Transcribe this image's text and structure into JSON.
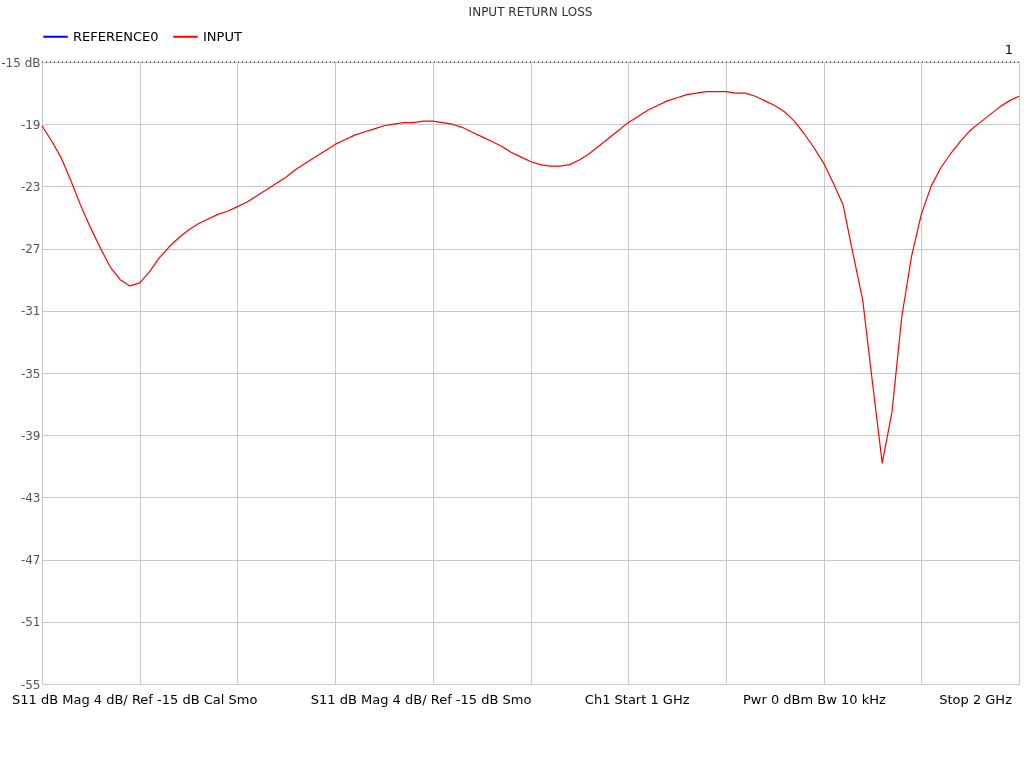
{
  "chart_data": {
    "type": "line",
    "title": "INPUT RETURN LOSS",
    "categories": [
      null,
      null,
      null,
      null,
      null,
      null,
      null,
      null,
      null,
      null,
      null,
      null,
      null,
      null,
      null,
      null,
      null,
      null,
      null,
      null,
      null,
      null,
      null,
      null,
      null,
      null,
      null,
      null,
      null,
      null,
      null,
      null,
      null,
      null,
      null,
      null,
      null,
      null,
      null,
      null,
      null,
      null,
      null,
      null,
      null,
      null,
      null,
      null,
      null,
      null,
      null,
      null,
      null,
      null,
      null,
      null,
      null,
      null,
      null,
      null,
      null,
      null,
      null,
      null,
      null,
      null,
      null,
      null,
      null,
      null,
      null,
      null,
      null,
      null,
      null,
      null,
      null,
      null,
      null,
      null,
      null,
      null,
      null,
      null,
      null,
      null,
      null,
      null,
      null,
      null,
      null,
      null,
      null,
      null,
      null,
      null,
      null,
      null,
      null,
      null,
      null
    ],
    "series": [
      {
        "name": "REFERENCE0",
        "color": "#0000ff",
        "values": [
          null,
          null,
          null,
          null,
          null,
          null,
          null,
          null,
          null,
          null,
          null,
          null,
          null,
          null,
          null,
          null,
          null,
          null,
          null,
          null,
          null,
          null,
          null,
          null,
          null,
          null,
          null,
          null,
          null,
          null,
          null,
          null,
          null,
          null,
          null,
          null,
          null,
          null,
          null,
          null,
          null,
          null,
          null,
          null,
          null,
          null,
          null,
          null,
          null,
          null,
          null,
          null,
          null,
          null,
          null,
          null,
          null,
          null,
          null,
          null,
          null,
          null,
          null,
          null,
          null,
          null,
          null,
          null,
          null,
          null,
          null,
          null,
          null,
          null,
          null,
          null,
          null,
          null,
          null,
          null,
          null,
          null,
          null,
          null,
          null,
          null,
          null,
          null,
          null,
          null,
          null,
          null,
          null,
          null,
          null,
          null,
          null,
          null,
          null,
          null,
          null
        ]
      },
      {
        "name": "INPUT",
        "color": "#ff0000",
        "values": [
          -19.1,
          -20.1,
          -21.2,
          -22.7,
          -24.3,
          -25.7,
          -27.0,
          -28.2,
          -29.0,
          -29.4,
          -29.2,
          -28.5,
          -27.6,
          -26.9,
          -26.3,
          -25.8,
          -25.4,
          -25.1,
          -24.8,
          -24.6,
          -24.3,
          -24.0,
          -23.6,
          -23.2,
          -22.8,
          -22.4,
          -21.9,
          -21.5,
          -21.1,
          -20.7,
          -20.3,
          -20.0,
          -19.7,
          -19.5,
          -19.3,
          -19.1,
          -19.0,
          -18.9,
          -18.9,
          -18.8,
          -18.8,
          -18.9,
          -19.0,
          -19.2,
          -19.5,
          -19.8,
          -20.1,
          -20.4,
          -20.8,
          -21.1,
          -21.4,
          -21.6,
          -21.7,
          -21.7,
          -21.6,
          -21.3,
          -20.9,
          -20.4,
          -19.9,
          -19.4,
          -18.9,
          -18.5,
          -18.1,
          -17.8,
          -17.5,
          -17.3,
          -17.1,
          -17.0,
          -16.9,
          -16.9,
          -16.9,
          -17.0,
          -17.0,
          -17.2,
          -17.5,
          -17.8,
          -18.2,
          -18.8,
          -19.6,
          -20.5,
          -21.5,
          -22.8,
          -24.2,
          -27.3,
          -30.3,
          -35.6,
          -40.8,
          -37.5,
          -31.4,
          -27.5,
          -24.8,
          -23.0,
          -21.8,
          -20.9,
          -20.1,
          -19.4,
          -18.9,
          -18.4,
          -17.9,
          -17.5,
          -17.2
        ]
      }
    ],
    "ylim": [
      -55,
      -15
    ],
    "yticks": [
      {
        "value": -15,
        "label": "-15 dB"
      },
      -19,
      -23,
      -27,
      -31,
      -35,
      -39,
      -43,
      -47,
      -51,
      -55
    ],
    "tick_labels": "y",
    "grid": true,
    "legend": "top",
    "marker": "none",
    "line_style": "solid",
    "ref_lines": [
      {
        "axis": "y",
        "value": -15,
        "line_style": "dotted",
        "color": "#000000"
      }
    ],
    "annotations": [
      {
        "text": "1",
        "y": -15
      },
      "S11  dB Mag  4 dB/ Ref -15 dB  Cal Smo",
      "S11  dB Mag  4 dB/ Ref -15 dB  Smo",
      "Ch1  Start  1 GHz",
      "Pwr  0 dBm  Bw  10 kHz",
      "Stop  2 GHz"
    ]
  }
}
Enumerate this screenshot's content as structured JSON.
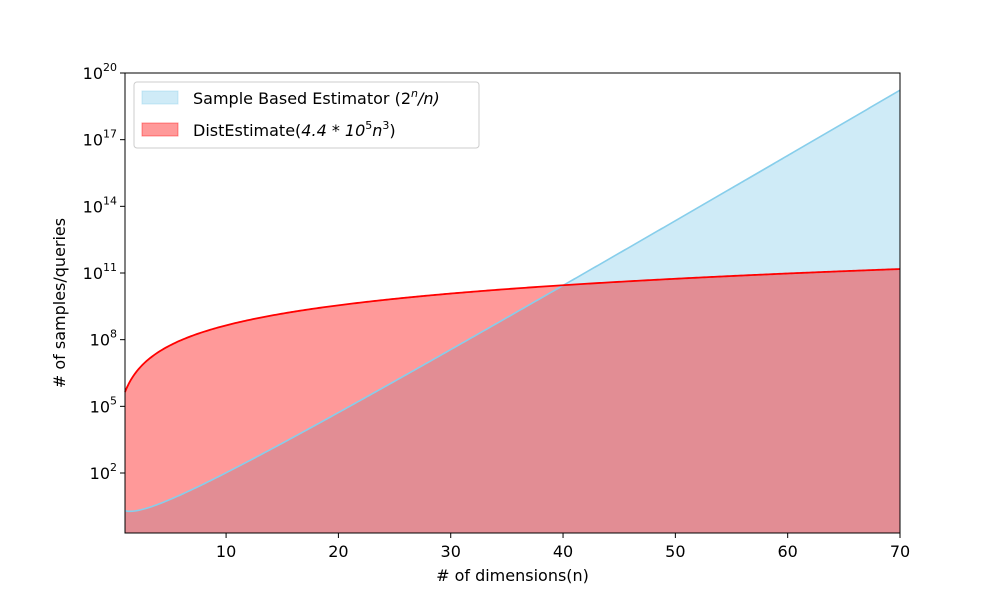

[WHAT YOU NEED TO DO] Copy out each line in the listing that has the word "JSON".

[OUTPUT FOR THIS EXERCISE]
Transcribe this image's text and structure into JSON.
Enumerate this screenshot's content as structured JSON.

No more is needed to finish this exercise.